DESCRIPTION OF THE TASK: Render every entry exactly as it appears.
..............................
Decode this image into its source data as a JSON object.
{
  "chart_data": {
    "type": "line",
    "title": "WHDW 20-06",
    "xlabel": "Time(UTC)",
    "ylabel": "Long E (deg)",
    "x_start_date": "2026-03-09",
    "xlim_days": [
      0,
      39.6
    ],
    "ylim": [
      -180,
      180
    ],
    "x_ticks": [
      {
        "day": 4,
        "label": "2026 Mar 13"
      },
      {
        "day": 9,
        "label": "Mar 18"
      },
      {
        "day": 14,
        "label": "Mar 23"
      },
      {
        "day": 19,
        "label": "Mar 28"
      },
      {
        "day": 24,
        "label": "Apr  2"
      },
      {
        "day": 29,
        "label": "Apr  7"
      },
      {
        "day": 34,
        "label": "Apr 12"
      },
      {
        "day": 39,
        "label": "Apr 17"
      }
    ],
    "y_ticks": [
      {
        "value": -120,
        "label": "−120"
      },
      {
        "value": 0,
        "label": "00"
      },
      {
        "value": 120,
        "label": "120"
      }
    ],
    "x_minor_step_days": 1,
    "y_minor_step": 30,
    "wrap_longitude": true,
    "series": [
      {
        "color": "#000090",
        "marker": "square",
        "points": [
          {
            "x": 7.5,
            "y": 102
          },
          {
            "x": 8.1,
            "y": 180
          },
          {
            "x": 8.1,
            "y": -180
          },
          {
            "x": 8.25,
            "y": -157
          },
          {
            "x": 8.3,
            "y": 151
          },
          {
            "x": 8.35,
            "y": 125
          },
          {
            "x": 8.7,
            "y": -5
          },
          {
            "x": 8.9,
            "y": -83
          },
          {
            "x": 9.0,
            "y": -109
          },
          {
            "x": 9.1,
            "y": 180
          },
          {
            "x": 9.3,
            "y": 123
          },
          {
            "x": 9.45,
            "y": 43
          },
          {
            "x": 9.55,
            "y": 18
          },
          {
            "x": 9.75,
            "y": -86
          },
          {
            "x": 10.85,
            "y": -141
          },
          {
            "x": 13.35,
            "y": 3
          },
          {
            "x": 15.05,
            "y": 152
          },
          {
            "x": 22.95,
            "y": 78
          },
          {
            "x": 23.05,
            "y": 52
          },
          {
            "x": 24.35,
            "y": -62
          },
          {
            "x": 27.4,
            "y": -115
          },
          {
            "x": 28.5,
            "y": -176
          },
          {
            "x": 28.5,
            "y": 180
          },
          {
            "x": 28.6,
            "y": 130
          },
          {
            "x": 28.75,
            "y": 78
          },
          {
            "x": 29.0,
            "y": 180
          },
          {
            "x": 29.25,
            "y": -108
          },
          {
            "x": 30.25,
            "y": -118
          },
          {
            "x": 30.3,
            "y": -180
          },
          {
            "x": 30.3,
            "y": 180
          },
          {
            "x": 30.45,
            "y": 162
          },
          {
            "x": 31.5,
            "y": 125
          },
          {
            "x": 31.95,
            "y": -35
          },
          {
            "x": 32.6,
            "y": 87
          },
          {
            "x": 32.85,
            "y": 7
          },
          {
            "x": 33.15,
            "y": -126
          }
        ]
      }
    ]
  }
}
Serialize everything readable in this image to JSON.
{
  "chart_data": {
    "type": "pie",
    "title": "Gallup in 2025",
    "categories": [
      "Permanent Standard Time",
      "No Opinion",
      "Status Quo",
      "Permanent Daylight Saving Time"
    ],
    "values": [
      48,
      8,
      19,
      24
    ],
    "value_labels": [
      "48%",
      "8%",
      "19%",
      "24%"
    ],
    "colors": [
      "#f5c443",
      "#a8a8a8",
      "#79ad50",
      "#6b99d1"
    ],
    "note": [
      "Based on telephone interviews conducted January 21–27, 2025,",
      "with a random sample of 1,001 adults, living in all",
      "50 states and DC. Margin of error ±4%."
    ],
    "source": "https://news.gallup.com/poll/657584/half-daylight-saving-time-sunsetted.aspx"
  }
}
..............................
THE OUTPUT:
Decode this image into its source data as a JSON object.
{
  "chart_data": {
    "type": "line",
    "title": "WHDW 20-06",
    "xlabel": "Time(UTC)",
    "ylabel": "Long E (deg)",
    "x_start_date": "2026-03-09",
    "xlim_days": [
      0,
      39.6
    ],
    "ylim": [
      -180,
      180
    ],
    "x_ticks": [
      {
        "day": 4,
        "label": "2026 Mar 13"
      },
      {
        "day": 9,
        "label": "Mar 18"
      },
      {
        "day": 14,
        "label": "Mar 23"
      },
      {
        "day": 19,
        "label": "Mar 28"
      },
      {
        "day": 24,
        "label": "Apr  2"
      },
      {
        "day": 29,
        "label": "Apr  7"
      },
      {
        "day": 34,
        "label": "Apr 12"
      },
      {
        "day": 39,
        "label": "Apr 17"
      }
    ],
    "y_ticks": [
      {
        "value": -120,
        "label": "−120"
      },
      {
        "value": 0,
        "label": "00"
      },
      {
        "value": 120,
        "label": "120"
      }
    ],
    "x_minor_step_days": 1,
    "y_minor_step": 30,
    "wrap_longitude": true,
    "series": [
      {
        "color": "#000090",
        "marker": "square",
        "points": [
          {
            "x": 7.5,
            "y": 102
          },
          {
            "x": 8.1,
            "y": 180
          },
          {
            "x": 8.1,
            "y": -180
          },
          {
            "x": 8.25,
            "y": -157
          },
          {
            "x": 8.3,
            "y": 151
          },
          {
            "x": 8.35,
            "y": 125
          },
          {
            "x": 8.7,
            "y": -5
          },
          {
            "x": 8.9,
            "y": -83
          },
          {
            "x": 9.0,
            "y": -109
          },
          {
            "x": 9.1,
            "y": 180
          },
          {
            "x": 9.3,
            "y": 123
          },
          {
            "x": 9.45,
            "y": 43
          },
          {
            "x": 9.55,
            "y": 18
          },
          {
            "x": 9.75,
            "y": -86
          },
          {
            "x": 10.85,
            "y": -141
          },
          {
            "x": 13.35,
            "y": 3
          },
          {
            "x": 15.05,
            "y": 152
          },
          {
            "x": 22.95,
            "y": 78
          },
          {
            "x": 23.05,
            "y": 52
          },
          {
            "x": 24.35,
            "y": -62
          },
          {
            "x": 27.4,
            "y": -115
          },
          {
            "x": 28.5,
            "y": -176
          },
          {
            "x": 28.5,
            "y": 180
          },
          {
            "x": 28.6,
            "y": 130
          },
          {
            "x": 28.75,
            "y": 78
          },
          {
            "x": 29.0,
            "y": 180
          },
          {
            "x": 29.25,
            "y": -108
          },
          {
            "x": 30.25,
            "y": -118
          },
          {
            "x": 30.3,
            "y": -180
          },
          {
            "x": 30.3,
            "y": 180
          },
          {
            "x": 30.45,
            "y": 162
          },
          {
            "x": 31.5,
            "y": 125
          },
          {
            "x": 31.95,
            "y": -35
          },
          {
            "x": 32.6,
            "y": 87
          },
          {
            "x": 32.85,
            "y": 7
          },
          {
            "x": 33.15,
            "y": -126
          }
        ]
      }
    ]
  }
}
Serialize everything readable in this image to JSON.
{
  "chart_data": {
    "type": "pie",
    "title": "Gallup in 2025",
    "categories": [
      "Permanent Standard Time",
      "No Opinion",
      "Status Quo",
      "Permanent Daylight Saving Time"
    ],
    "values": [
      48,
      8,
      19,
      24
    ],
    "value_labels": [
      "48%",
      "8%",
      "19%",
      "24%"
    ],
    "colors": [
      "#f5c443",
      "#a8a8a8",
      "#79ad50",
      "#6b99d1"
    ],
    "note": [
      "Based on telephone interviews conducted January 21–27, 2025,",
      "with a random sample of 1,001 adults, living in all",
      "50 states and DC. Margin of error ±4%."
    ],
    "source": "https://news.gallup.com/poll/657584/half-daylight-saving-time-sunsetted.aspx"
  }
}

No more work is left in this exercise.